- _Objective_
Tally the lines that include "primi". Output the number only.

───── Records for this exercise ─────

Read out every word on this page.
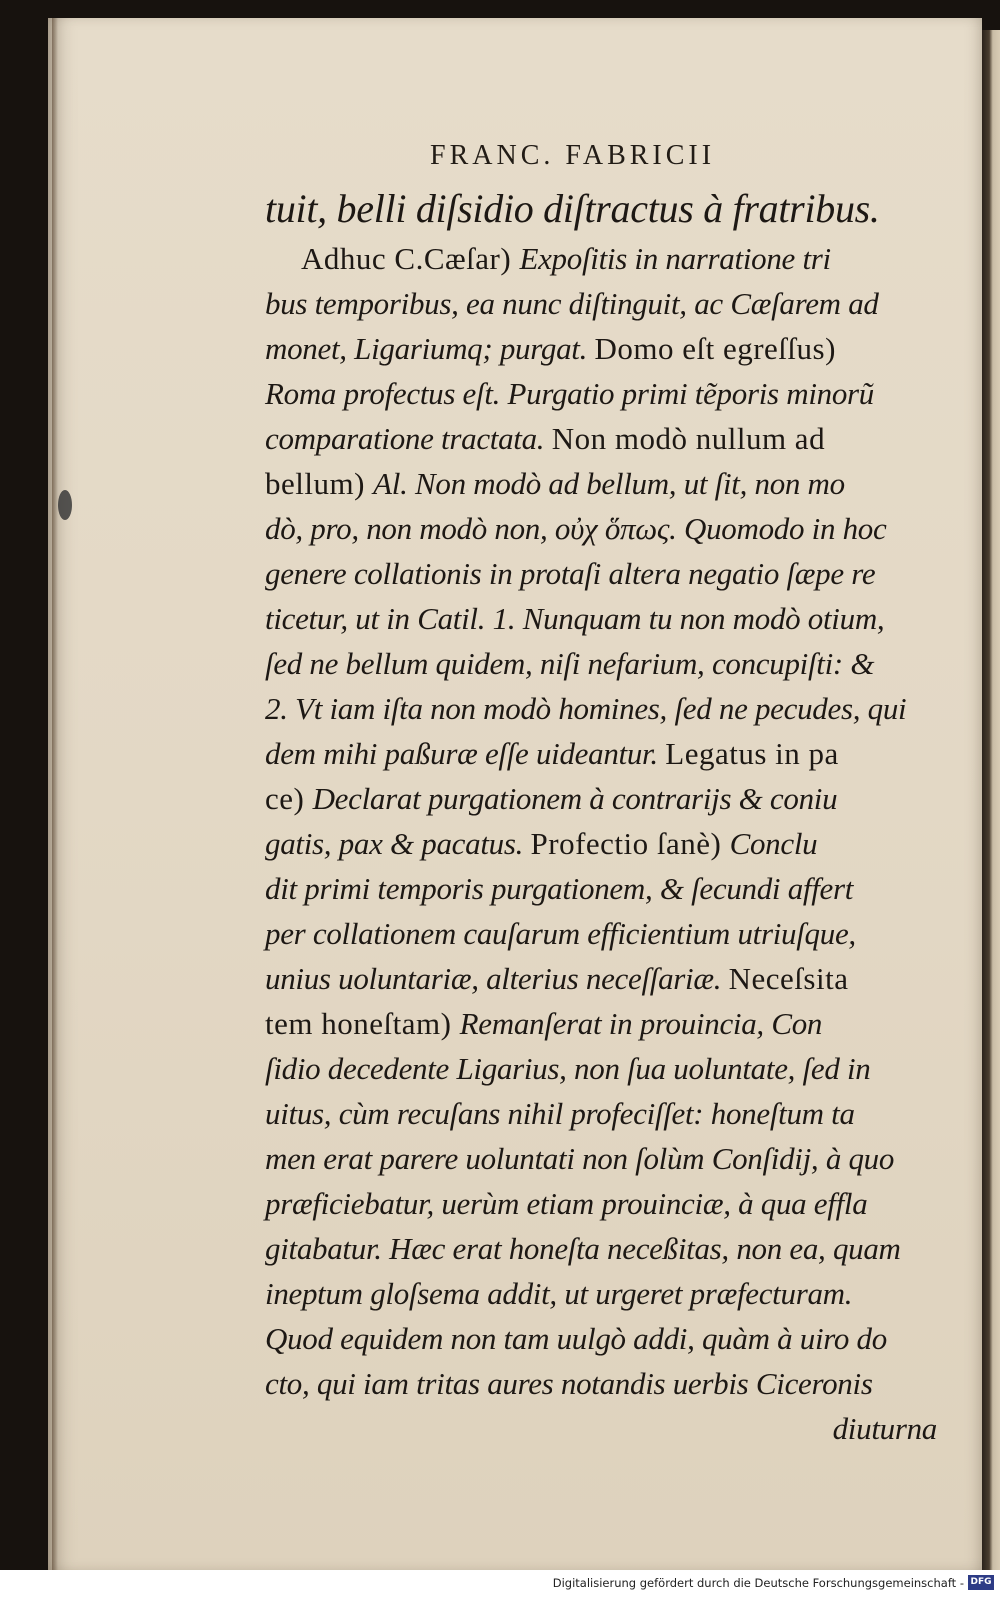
FRANC. FABRICII
tuit, belli diſsidio diſtractus à fratribus.
Adhuc C.Cæſar) Expoſitis in narratione tri
bus temporibus, ea nunc diſtinguit, ac Cæſarem ad
monet, Ligariumq; purgat. Domo eſt egreſſus)
Roma profectus eſt. Purgatio primi tẽporis minorũ
comparatione tractata. Non modò nullum ad
bellum) Al. Non modò ad bellum, ut ſit, non mo
dò, pro, non modò non, οὐχ ὅπως. Quomodo in hoc
genere collationis in protaſi altera negatio ſæpe re
ticetur, ut in Catil. 1. Nunquam tu non modò otium,
ſed ne bellum quidem, niſi nefarium, concupiſti: &
2. Vt iam iſta non modò homines, ſed ne pecudes, qui
dem mihi paßuræ eſſe uideantur. Legatus in pa
ce) Declarat purgationem à contrarijs & coniu
gatis, pax & pacatus. Profectio ſanè) Conclu
dit primi temporis purgationem, & ſecundi affert
per collationem cauſarum efficientium utriuſque,
unius uoluntariæ, alterius neceſſariæ. Neceſsita
tem honeſtam) Remanſerat in prouincia, Con
ſidio decedente Ligarius, non ſua uoluntate, ſed in
uitus, cùm recuſans nihil profeciſſet: honeſtum ta
men erat parere uoluntati non ſolùm Conſidij, à quo
præficiebatur, uerùm etiam prouinciæ, à qua efflа
gitabatur. Hæc erat honeſta neceßitas, non ea, quam
ineptum gloſsema addit, ut urgeret præfecturam.
Quod equidem non tam uulgò addi, quàm à uiro do
cto, qui iam tritas aures notandis uerbis Ciceronis
diuturna
Digitalisierung gefördert durch die Deutsche Forschungsgemeinschaft - DFG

─────

- _Result of the exercise_
2